>> START Records

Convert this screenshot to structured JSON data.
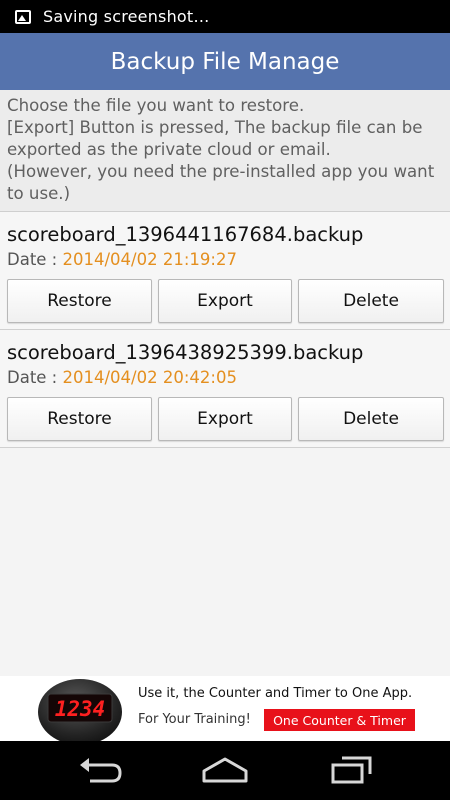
{
  "status_bar": {
    "text": "Saving screenshot…",
    "icon": "image-icon"
  },
  "header": {
    "title": "Backup File Manage"
  },
  "info": {
    "lines": [
      "Choose the file you want to restore.",
      "[Export] Button is pressed, The backup file can be",
      "exported as the private cloud or email.",
      "(However, you need the pre-installed app you want",
      "to use.)"
    ]
  },
  "backups": [
    {
      "filename": "scoreboard_1396441167684.backup",
      "date_label": "Date : ",
      "date_value": "2014/04/02 21:19:27",
      "restore_label": "Restore",
      "export_label": "Export",
      "delete_label": "Delete"
    },
    {
      "filename": "scoreboard_1396438925399.backup",
      "date_label": "Date : ",
      "date_value": "2014/04/02 20:42:05",
      "restore_label": "Restore",
      "export_label": "Export",
      "delete_label": "Delete"
    }
  ],
  "ad": {
    "counter_display": "1234",
    "line1": "Use it, the Counter and Timer to One App.",
    "line2": "For Your Training!",
    "cta": "One Counter & Timer"
  },
  "nav": {
    "icons": [
      "back-icon",
      "home-icon",
      "recents-icon"
    ]
  },
  "colors": {
    "title_bar": "#5573ad",
    "date_value": "#e48f1f",
    "ad_cta": "#e8111a",
    "counter_digits": "#ff2020"
  }
}
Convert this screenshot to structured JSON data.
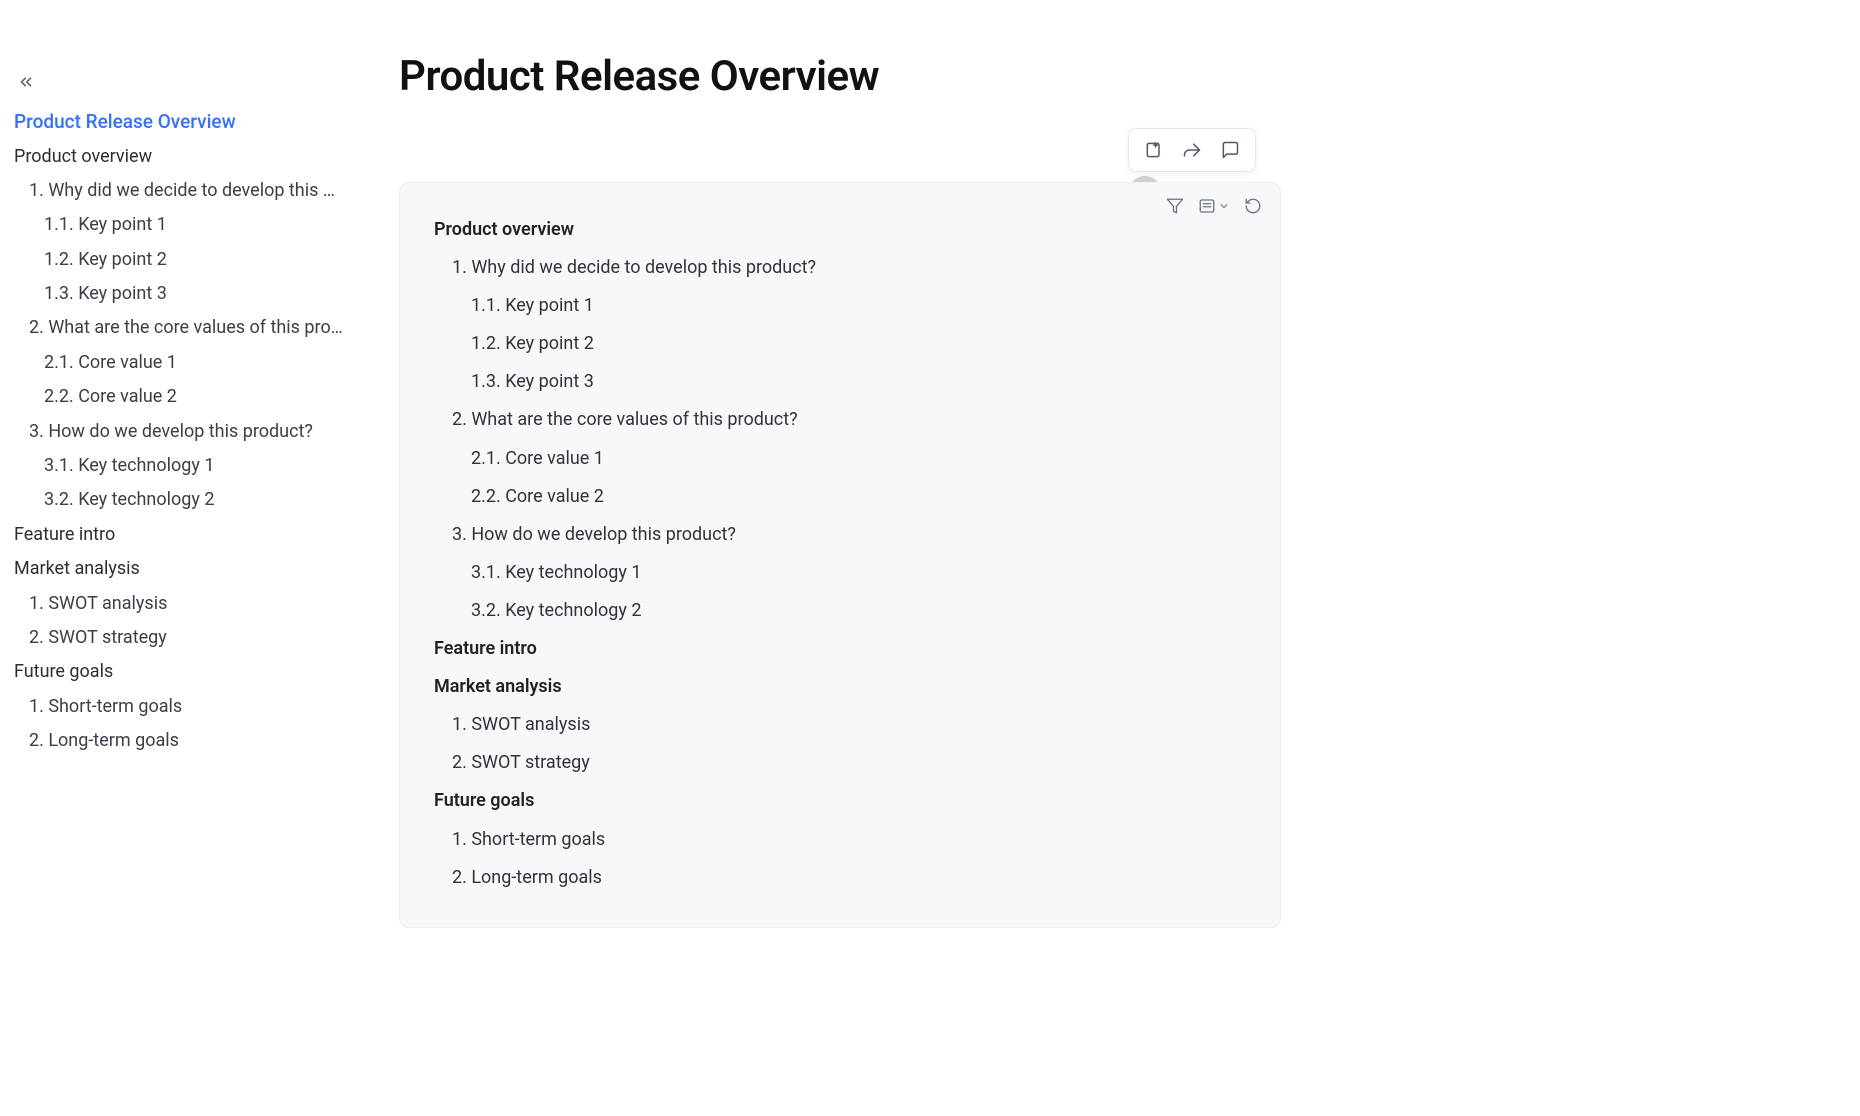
{
  "page": {
    "title": "Product Release Overview"
  },
  "sidebar": {
    "doc_title": "Product Release Overview",
    "items": [
      {
        "level": 0,
        "text": "Product overview"
      },
      {
        "level": 1,
        "text": "1. Why did we decide to develop this pro..."
      },
      {
        "level": 2,
        "text": "1.1. Key point 1"
      },
      {
        "level": 2,
        "text": "1.2. Key point 2"
      },
      {
        "level": 2,
        "text": "1.3. Key point 3"
      },
      {
        "level": 1,
        "text": "2. What are the core values of this produ..."
      },
      {
        "level": 2,
        "text": "2.1. Core value 1"
      },
      {
        "level": 2,
        "text": "2.2. Core value 2"
      },
      {
        "level": 1,
        "text": "3. How do we develop this product?"
      },
      {
        "level": 2,
        "text": "3.1. Key technology 1"
      },
      {
        "level": 2,
        "text": "3.2. Key technology 2"
      },
      {
        "level": 0,
        "text": "Feature intro"
      },
      {
        "level": 0,
        "text": "Market analysis"
      },
      {
        "level": 1,
        "text": "1. SWOT analysis"
      },
      {
        "level": 1,
        "text": "2. SWOT strategy"
      },
      {
        "level": 0,
        "text": "Future goals"
      },
      {
        "level": 1,
        "text": "1. Short-term goals"
      },
      {
        "level": 1,
        "text": "2. Long-term goals"
      }
    ]
  },
  "toc": {
    "rows": [
      {
        "level": 0,
        "text": "Product overview"
      },
      {
        "level": 1,
        "text": "1. Why did we decide to develop this product?"
      },
      {
        "level": 2,
        "text": "1.1. Key point 1"
      },
      {
        "level": 2,
        "text": "1.2. Key point 2"
      },
      {
        "level": 2,
        "text": "1.3. Key point 3"
      },
      {
        "level": 1,
        "text": "2. What are the core values of this product?"
      },
      {
        "level": 2,
        "text": "2.1. Core value 1"
      },
      {
        "level": 2,
        "text": "2.2. Core value 2"
      },
      {
        "level": 1,
        "text": "3. How do we develop this product?"
      },
      {
        "level": 2,
        "text": "3.1. Key technology 1"
      },
      {
        "level": 2,
        "text": "3.2. Key technology 2"
      },
      {
        "level": 0,
        "text": "Feature intro"
      },
      {
        "level": 0,
        "text": "Market analysis"
      },
      {
        "level": 1,
        "text": "1. SWOT analysis"
      },
      {
        "level": 1,
        "text": "2. SWOT strategy"
      },
      {
        "level": 0,
        "text": "Future goals"
      },
      {
        "level": 1,
        "text": "1. Short-term goals"
      },
      {
        "level": 1,
        "text": "2. Long-term goals"
      }
    ]
  }
}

>> END Records

* _Your task_
Transcribe all of the entries word for word, but skip any pictures they contain.

* _Answer for the task_
Convert this screenshot to structured JSON data.
{
  "status_bar": {
    "text": "Saving screenshot…",
    "icon": "image-icon"
  },
  "header": {
    "title": "Backup File Manage"
  },
  "info": {
    "lines": [
      "Choose the file you want to restore.",
      "[Export] Button is pressed, The backup file can be",
      "exported as the private cloud or email.",
      "(However, you need the pre-installed app you want",
      "to use.)"
    ]
  },
  "backups": [
    {
      "filename": "scoreboard_1396441167684.backup",
      "date_label": "Date : ",
      "date_value": "2014/04/02 21:19:27",
      "restore_label": "Restore",
      "export_label": "Export",
      "delete_label": "Delete"
    },
    {
      "filename": "scoreboard_1396438925399.backup",
      "date_label": "Date : ",
      "date_value": "2014/04/02 20:42:05",
      "restore_label": "Restore",
      "export_label": "Export",
      "delete_label": "Delete"
    }
  ],
  "ad": {
    "counter_display": "1234",
    "line1": "Use it, the Counter and Timer to One App.",
    "line2": "For Your Training!",
    "cta": "One Counter & Timer"
  },
  "nav": {
    "icons": [
      "back-icon",
      "home-icon",
      "recents-icon"
    ]
  },
  "colors": {
    "title_bar": "#5573ad",
    "date_value": "#e48f1f",
    "ad_cta": "#e8111a",
    "counter_digits": "#ff2020"
  }
}
Convert this screenshot to structured JSON data.
{
  "page": {
    "title": "Product Release Overview"
  },
  "sidebar": {
    "doc_title": "Product Release Overview",
    "items": [
      {
        "level": 0,
        "text": "Product overview"
      },
      {
        "level": 1,
        "text": "1. Why did we decide to develop this pro..."
      },
      {
        "level": 2,
        "text": "1.1. Key point 1"
      },
      {
        "level": 2,
        "text": "1.2. Key point 2"
      },
      {
        "level": 2,
        "text": "1.3. Key point 3"
      },
      {
        "level": 1,
        "text": "2. What are the core values of this produ..."
      },
      {
        "level": 2,
        "text": "2.1. Core value 1"
      },
      {
        "level": 2,
        "text": "2.2. Core value 2"
      },
      {
        "level": 1,
        "text": "3. How do we develop this product?"
      },
      {
        "level": 2,
        "text": "3.1. Key technology 1"
      },
      {
        "level": 2,
        "text": "3.2. Key technology 2"
      },
      {
        "level": 0,
        "text": "Feature intro"
      },
      {
        "level": 0,
        "text": "Market analysis"
      },
      {
        "level": 1,
        "text": "1. SWOT analysis"
      },
      {
        "level": 1,
        "text": "2. SWOT strategy"
      },
      {
        "level": 0,
        "text": "Future goals"
      },
      {
        "level": 1,
        "text": "1. Short-term goals"
      },
      {
        "level": 1,
        "text": "2. Long-term goals"
      }
    ]
  },
  "toc": {
    "rows": [
      {
        "level": 0,
        "text": "Product overview"
      },
      {
        "level": 1,
        "text": "1. Why did we decide to develop this product?"
      },
      {
        "level": 2,
        "text": "1.1. Key point 1"
      },
      {
        "level": 2,
        "text": "1.2. Key point 2"
      },
      {
        "level": 2,
        "text": "1.3. Key point 3"
      },
      {
        "level": 1,
        "text": "2. What are the core values of this product?"
      },
      {
        "level": 2,
        "text": "2.1. Core value 1"
      },
      {
        "level": 2,
        "text": "2.2. Core value 2"
      },
      {
        "level": 1,
        "text": "3. How do we develop this product?"
      },
      {
        "level": 2,
        "text": "3.1. Key technology 1"
      },
      {
        "level": 2,
        "text": "3.2. Key technology 2"
      },
      {
        "level": 0,
        "text": "Feature intro"
      },
      {
        "level": 0,
        "text": "Market analysis"
      },
      {
        "level": 1,
        "text": "1. SWOT analysis"
      },
      {
        "level": 1,
        "text": "2. SWOT strategy"
      },
      {
        "level": 0,
        "text": "Future goals"
      },
      {
        "level": 1,
        "text": "1. Short-term goals"
      },
      {
        "level": 1,
        "text": "2. Long-term goals"
      }
    ]
  }
}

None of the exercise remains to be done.